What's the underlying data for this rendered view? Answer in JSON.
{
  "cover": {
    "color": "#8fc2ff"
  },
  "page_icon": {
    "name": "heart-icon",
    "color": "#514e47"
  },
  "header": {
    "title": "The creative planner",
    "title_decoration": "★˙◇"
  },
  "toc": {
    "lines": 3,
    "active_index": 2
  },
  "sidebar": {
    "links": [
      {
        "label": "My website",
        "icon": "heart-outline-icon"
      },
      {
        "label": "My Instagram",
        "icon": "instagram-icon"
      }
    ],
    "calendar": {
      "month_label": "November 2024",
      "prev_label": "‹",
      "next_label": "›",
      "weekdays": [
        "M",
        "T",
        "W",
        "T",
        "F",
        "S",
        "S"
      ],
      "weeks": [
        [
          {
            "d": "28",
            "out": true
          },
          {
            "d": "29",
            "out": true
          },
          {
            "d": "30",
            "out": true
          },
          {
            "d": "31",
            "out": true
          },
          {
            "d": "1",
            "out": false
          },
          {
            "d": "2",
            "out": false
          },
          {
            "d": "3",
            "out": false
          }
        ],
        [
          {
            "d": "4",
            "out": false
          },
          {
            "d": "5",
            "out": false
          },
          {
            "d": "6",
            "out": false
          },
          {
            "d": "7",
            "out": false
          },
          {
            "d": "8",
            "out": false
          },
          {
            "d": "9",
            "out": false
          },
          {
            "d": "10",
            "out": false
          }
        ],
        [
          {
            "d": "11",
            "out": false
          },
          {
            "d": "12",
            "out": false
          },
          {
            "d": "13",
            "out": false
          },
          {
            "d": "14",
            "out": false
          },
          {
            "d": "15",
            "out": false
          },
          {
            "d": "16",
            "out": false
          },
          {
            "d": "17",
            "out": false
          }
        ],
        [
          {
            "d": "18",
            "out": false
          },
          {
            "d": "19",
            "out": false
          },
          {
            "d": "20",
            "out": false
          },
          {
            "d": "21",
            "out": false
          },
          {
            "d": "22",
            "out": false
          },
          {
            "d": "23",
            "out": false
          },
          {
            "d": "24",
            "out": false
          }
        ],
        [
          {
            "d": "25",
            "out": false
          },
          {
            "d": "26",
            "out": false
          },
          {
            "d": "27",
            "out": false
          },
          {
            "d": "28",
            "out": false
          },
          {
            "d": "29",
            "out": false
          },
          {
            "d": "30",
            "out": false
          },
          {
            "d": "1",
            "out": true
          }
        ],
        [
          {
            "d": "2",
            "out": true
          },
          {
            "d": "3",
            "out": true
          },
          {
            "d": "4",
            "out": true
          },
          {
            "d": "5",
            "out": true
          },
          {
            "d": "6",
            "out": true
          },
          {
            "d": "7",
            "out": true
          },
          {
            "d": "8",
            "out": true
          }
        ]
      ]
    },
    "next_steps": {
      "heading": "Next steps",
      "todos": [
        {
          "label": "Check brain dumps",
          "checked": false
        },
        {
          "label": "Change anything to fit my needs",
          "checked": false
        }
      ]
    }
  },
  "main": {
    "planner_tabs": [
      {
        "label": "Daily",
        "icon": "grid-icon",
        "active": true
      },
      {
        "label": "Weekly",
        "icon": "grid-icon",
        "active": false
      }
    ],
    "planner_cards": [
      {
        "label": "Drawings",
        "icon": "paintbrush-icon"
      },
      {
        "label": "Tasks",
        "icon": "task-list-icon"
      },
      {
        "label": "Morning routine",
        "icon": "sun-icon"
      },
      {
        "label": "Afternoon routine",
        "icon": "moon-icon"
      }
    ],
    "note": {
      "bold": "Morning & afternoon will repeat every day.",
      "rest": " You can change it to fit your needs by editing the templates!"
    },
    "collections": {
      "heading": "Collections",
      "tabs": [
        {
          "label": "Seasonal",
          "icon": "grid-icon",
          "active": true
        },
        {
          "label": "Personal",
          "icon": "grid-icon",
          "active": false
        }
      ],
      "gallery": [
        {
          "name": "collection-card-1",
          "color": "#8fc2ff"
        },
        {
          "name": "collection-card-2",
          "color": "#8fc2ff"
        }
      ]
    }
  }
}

-------------------------

Stated exercise: Extract all the entries word for word.

Output of the exercise:
What's the underlying data for this rendered view? Answer in JSON.
{
  "cover": {
    "color": "#8fc2ff"
  },
  "page_icon": {
    "name": "heart-icon",
    "color": "#514e47"
  },
  "header": {
    "title": "The creative planner",
    "title_decoration": "★˙◇"
  },
  "toc": {
    "lines": 3,
    "active_index": 2
  },
  "sidebar": {
    "links": [
      {
        "label": "My website",
        "icon": "heart-outline-icon"
      },
      {
        "label": "My Instagram",
        "icon": "instagram-icon"
      }
    ],
    "calendar": {
      "month_label": "November 2024",
      "prev_label": "‹",
      "next_label": "›",
      "weekdays": [
        "M",
        "T",
        "W",
        "T",
        "F",
        "S",
        "S"
      ],
      "weeks": [
        [
          {
            "d": "28",
            "out": true
          },
          {
            "d": "29",
            "out": true
          },
          {
            "d": "30",
            "out": true
          },
          {
            "d": "31",
            "out": true
          },
          {
            "d": "1",
            "out": false
          },
          {
            "d": "2",
            "out": false
          },
          {
            "d": "3",
            "out": false
          }
        ],
        [
          {
            "d": "4",
            "out": false
          },
          {
            "d": "5",
            "out": false
          },
          {
            "d": "6",
            "out": false
          },
          {
            "d": "7",
            "out": false
          },
          {
            "d": "8",
            "out": false
          },
          {
            "d": "9",
            "out": false
          },
          {
            "d": "10",
            "out": false
          }
        ],
        [
          {
            "d": "11",
            "out": false
          },
          {
            "d": "12",
            "out": false
          },
          {
            "d": "13",
            "out": false
          },
          {
            "d": "14",
            "out": false
          },
          {
            "d": "15",
            "out": false
          },
          {
            "d": "16",
            "out": false
          },
          {
            "d": "17",
            "out": false
          }
        ],
        [
          {
            "d": "18",
            "out": false
          },
          {
            "d": "19",
            "out": false
          },
          {
            "d": "20",
            "out": false
          },
          {
            "d": "21",
            "out": false
          },
          {
            "d": "22",
            "out": false
          },
          {
            "d": "23",
            "out": false
          },
          {
            "d": "24",
            "out": false
          }
        ],
        [
          {
            "d": "25",
            "out": false
          },
          {
            "d": "26",
            "out": false
          },
          {
            "d": "27",
            "out": false
          },
          {
            "d": "28",
            "out": false
          },
          {
            "d": "29",
            "out": false
          },
          {
            "d": "30",
            "out": false
          },
          {
            "d": "1",
            "out": true
          }
        ],
        [
          {
            "d": "2",
            "out": true
          },
          {
            "d": "3",
            "out": true
          },
          {
            "d": "4",
            "out": true
          },
          {
            "d": "5",
            "out": true
          },
          {
            "d": "6",
            "out": true
          },
          {
            "d": "7",
            "out": true
          },
          {
            "d": "8",
            "out": true
          }
        ]
      ]
    },
    "next_steps": {
      "heading": "Next steps",
      "todos": [
        {
          "label": "Check brain dumps",
          "checked": false
        },
        {
          "label": "Change anything to fit my needs",
          "checked": false
        }
      ]
    }
  },
  "main": {
    "planner_tabs": [
      {
        "label": "Daily",
        "icon": "grid-icon",
        "active": true
      },
      {
        "label": "Weekly",
        "icon": "grid-icon",
        "active": false
      }
    ],
    "planner_cards": [
      {
        "label": "Drawings",
        "icon": "paintbrush-icon"
      },
      {
        "label": "Tasks",
        "icon": "task-list-icon"
      },
      {
        "label": "Morning routine",
        "icon": "sun-icon"
      },
      {
        "label": "Afternoon routine",
        "icon": "moon-icon"
      }
    ],
    "note": {
      "bold": "Morning & afternoon will repeat every day.",
      "rest": " You can change it to fit your needs by editing the templates!"
    },
    "collections": {
      "heading": "Collections",
      "tabs": [
        {
          "label": "Seasonal",
          "icon": "grid-icon",
          "active": true
        },
        {
          "label": "Personal",
          "icon": "grid-icon",
          "active": false
        }
      ],
      "gallery": [
        {
          "name": "collection-card-1",
          "color": "#8fc2ff"
        },
        {
          "name": "collection-card-2",
          "color": "#8fc2ff"
        }
      ]
    }
  }
}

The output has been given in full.